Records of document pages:
/---

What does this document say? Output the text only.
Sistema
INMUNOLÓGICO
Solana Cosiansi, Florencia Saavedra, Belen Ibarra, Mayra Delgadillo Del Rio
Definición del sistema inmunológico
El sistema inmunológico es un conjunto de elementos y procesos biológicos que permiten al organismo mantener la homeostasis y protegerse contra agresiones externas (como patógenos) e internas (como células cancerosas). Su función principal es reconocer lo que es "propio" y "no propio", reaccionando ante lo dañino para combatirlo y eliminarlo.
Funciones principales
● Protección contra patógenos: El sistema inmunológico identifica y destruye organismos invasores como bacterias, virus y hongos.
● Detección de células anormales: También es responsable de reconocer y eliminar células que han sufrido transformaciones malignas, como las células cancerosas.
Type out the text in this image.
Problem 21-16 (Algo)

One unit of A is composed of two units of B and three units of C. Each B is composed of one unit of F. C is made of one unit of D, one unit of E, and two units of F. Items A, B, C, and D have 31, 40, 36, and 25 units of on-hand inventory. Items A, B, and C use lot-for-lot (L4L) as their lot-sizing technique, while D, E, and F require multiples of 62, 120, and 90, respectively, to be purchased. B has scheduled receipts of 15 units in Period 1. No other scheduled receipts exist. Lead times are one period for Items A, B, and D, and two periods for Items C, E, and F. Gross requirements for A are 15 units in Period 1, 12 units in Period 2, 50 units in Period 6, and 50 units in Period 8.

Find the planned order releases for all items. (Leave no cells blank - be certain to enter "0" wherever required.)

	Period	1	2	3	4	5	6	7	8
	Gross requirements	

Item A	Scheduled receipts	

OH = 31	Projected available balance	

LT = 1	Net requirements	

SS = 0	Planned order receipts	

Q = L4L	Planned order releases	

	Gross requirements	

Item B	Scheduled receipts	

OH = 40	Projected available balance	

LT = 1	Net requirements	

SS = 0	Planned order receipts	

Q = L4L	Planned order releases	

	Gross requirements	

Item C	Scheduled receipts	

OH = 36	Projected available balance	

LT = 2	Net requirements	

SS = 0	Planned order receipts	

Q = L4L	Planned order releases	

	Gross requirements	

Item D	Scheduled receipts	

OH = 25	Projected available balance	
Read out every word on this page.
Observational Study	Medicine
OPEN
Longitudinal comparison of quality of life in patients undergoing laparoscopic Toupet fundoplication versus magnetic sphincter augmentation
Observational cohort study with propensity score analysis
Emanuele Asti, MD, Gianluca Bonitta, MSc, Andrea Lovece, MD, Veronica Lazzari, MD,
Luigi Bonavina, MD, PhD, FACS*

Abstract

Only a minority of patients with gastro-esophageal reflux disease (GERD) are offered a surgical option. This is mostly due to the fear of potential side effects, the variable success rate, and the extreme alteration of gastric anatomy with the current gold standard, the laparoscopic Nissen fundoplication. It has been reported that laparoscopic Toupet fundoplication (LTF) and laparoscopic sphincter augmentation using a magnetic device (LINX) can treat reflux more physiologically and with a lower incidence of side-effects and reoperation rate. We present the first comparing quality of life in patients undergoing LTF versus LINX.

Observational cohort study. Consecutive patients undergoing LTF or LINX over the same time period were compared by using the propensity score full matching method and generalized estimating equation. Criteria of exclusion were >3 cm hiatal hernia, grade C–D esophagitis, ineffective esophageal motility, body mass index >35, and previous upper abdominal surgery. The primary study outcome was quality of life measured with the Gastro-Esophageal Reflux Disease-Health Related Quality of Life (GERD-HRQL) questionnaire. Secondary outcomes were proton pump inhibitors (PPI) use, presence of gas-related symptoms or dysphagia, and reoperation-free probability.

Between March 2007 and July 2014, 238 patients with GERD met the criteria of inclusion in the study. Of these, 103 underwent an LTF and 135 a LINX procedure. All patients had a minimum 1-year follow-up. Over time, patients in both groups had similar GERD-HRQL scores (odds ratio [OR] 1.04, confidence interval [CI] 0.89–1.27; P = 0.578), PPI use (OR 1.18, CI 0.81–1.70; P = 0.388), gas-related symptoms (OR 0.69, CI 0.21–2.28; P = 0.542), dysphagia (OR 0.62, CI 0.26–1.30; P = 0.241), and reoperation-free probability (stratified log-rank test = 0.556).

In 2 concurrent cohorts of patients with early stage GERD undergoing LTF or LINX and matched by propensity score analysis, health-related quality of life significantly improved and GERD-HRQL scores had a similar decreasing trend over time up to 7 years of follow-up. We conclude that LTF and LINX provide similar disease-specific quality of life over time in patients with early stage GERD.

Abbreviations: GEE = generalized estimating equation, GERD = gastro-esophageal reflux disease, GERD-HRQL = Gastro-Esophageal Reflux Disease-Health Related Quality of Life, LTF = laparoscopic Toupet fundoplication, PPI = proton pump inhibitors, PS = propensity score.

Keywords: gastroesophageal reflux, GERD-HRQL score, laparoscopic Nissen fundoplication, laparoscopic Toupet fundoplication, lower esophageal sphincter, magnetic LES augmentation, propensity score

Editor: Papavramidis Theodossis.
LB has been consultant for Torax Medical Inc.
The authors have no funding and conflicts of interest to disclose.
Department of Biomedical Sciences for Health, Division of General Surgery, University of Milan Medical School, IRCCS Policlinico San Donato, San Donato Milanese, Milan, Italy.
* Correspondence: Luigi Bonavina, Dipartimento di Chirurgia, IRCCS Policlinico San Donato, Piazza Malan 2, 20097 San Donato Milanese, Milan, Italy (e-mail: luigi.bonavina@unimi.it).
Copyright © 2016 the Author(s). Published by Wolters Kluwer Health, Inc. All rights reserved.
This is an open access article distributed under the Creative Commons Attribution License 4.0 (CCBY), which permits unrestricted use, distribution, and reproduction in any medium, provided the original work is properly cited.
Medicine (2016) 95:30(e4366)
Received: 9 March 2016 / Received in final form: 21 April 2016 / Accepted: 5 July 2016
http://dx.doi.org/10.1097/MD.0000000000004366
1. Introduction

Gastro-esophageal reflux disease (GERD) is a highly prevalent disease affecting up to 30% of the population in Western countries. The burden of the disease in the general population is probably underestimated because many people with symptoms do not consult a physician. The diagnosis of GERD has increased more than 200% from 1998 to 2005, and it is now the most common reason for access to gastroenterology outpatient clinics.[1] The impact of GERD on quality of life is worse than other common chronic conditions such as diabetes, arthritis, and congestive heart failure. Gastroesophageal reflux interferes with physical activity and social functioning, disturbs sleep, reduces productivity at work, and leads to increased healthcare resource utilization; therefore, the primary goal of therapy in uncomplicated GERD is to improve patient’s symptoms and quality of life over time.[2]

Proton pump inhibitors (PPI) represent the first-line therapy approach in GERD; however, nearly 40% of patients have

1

\---

Whichever lines of the data include the word "receipts", pull them out.

FINAL ANSWER -
One unit of A is composed of two units of B and three units of C. Each B is composed of one unit of F. C is made of one unit of D, one unit of E, and two units of F. Items A, B, C, and D have 31, 40, 36, and 25 units of on-hand inventory. Items A, B, and C use lot-for-lot (L4L) as their lot-sizing technique, while D, E, and F require multiples of 62, 120, and 90, respectively, to be purchased. B has scheduled receipts of 15 units in Period 1. No other scheduled receipts exist. Lead times are one period for Items A, B, and D, and two periods for Items C, E, and F. Gross requirements for A are 15 units in Period 1, 12 units in Period 2, 50 units in Period 6, and 50 units in Period 8.
Item A	Scheduled receipts	
SS = 0	Planned order receipts	
Item B	Scheduled receipts	
SS = 0	Planned order receipts	
Item C	Scheduled receipts	
SS = 0	Planned order receipts	
Item D	Scheduled receipts	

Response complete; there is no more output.